Aim of the exercise:
Omit every picture and output the rest of the records exactly as they are.
═════ Extracted records ═════
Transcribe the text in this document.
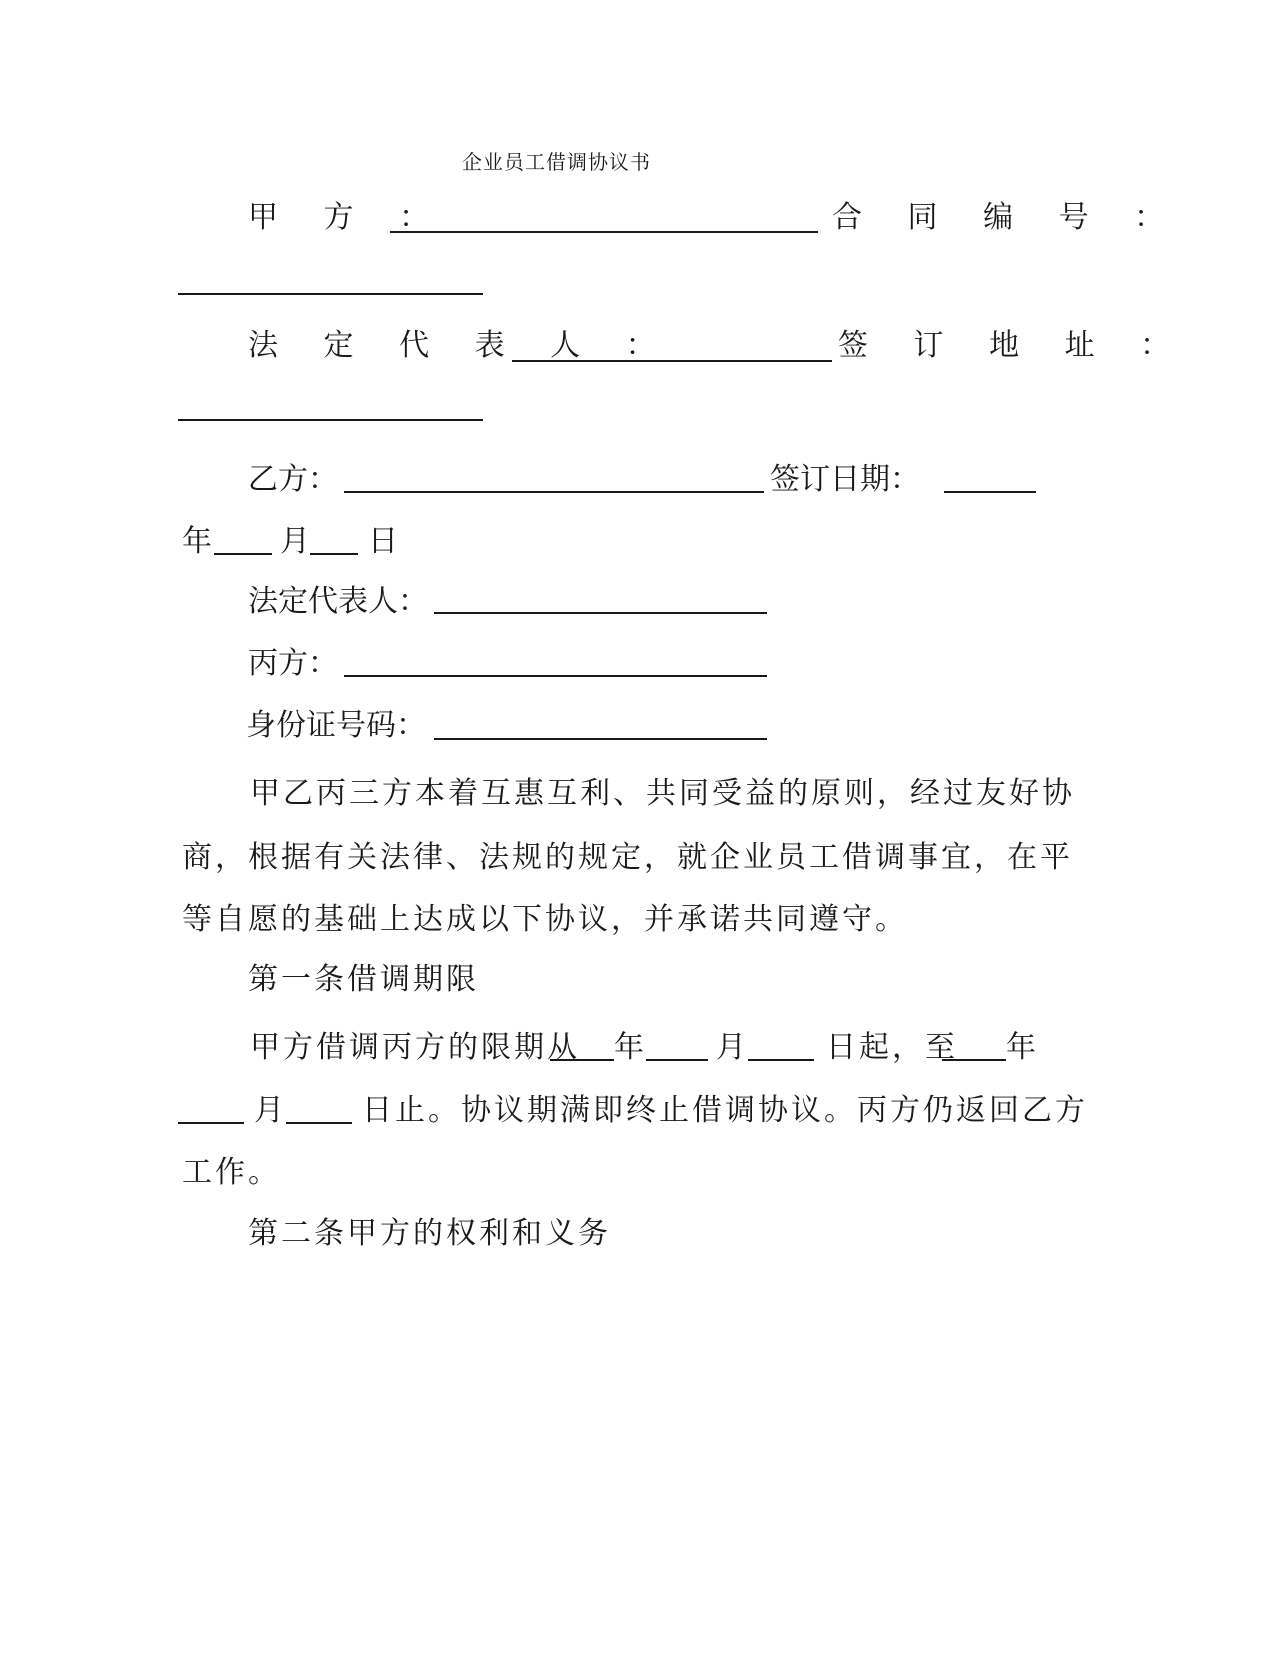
企业员工借调协议书
甲 方 ：	合 同 编 号 ：
法 定 代 表 人 ：	签 订 地 址 ：
乙方：	签订日期：
年 月 日
法定代表人：
丙方：
身份证号码：
甲乙丙三方本着互惠互利、共同受益的原则，经过友好协
商，根据有关法律、法规的规定，就企业员工借调事宜，在平
等自愿的基础上达成以下协议，并承诺共同遵守。
第一条借调期限
甲方借调丙方的限期从 年 月	日起，至 年
月	日止。协议期满即终止借调协议。丙方仍返回乙方
工作。
第二条甲方的权利和义务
═════
Completed task:
Transcribe the text in this document.
企业员工借调协议书
甲 方 ：	合 同 编 号 ：
法 定 代 表 人 ：	签 订 地 址 ：
乙方：	签订日期：
年 月 日
法定代表人：
丙方：
身份证号码：
甲乙丙三方本着互惠互利、共同受益的原则，经过友好协
商，根据有关法律、法规的规定，就企业员工借调事宜，在平
等自愿的基础上达成以下协议，并承诺共同遵守。
第一条借调期限
甲方借调丙方的限期从 年 月	日起，至 年
月	日止。协议期满即终止借调协议。丙方仍返回乙方
工作。
第二条甲方的权利和义务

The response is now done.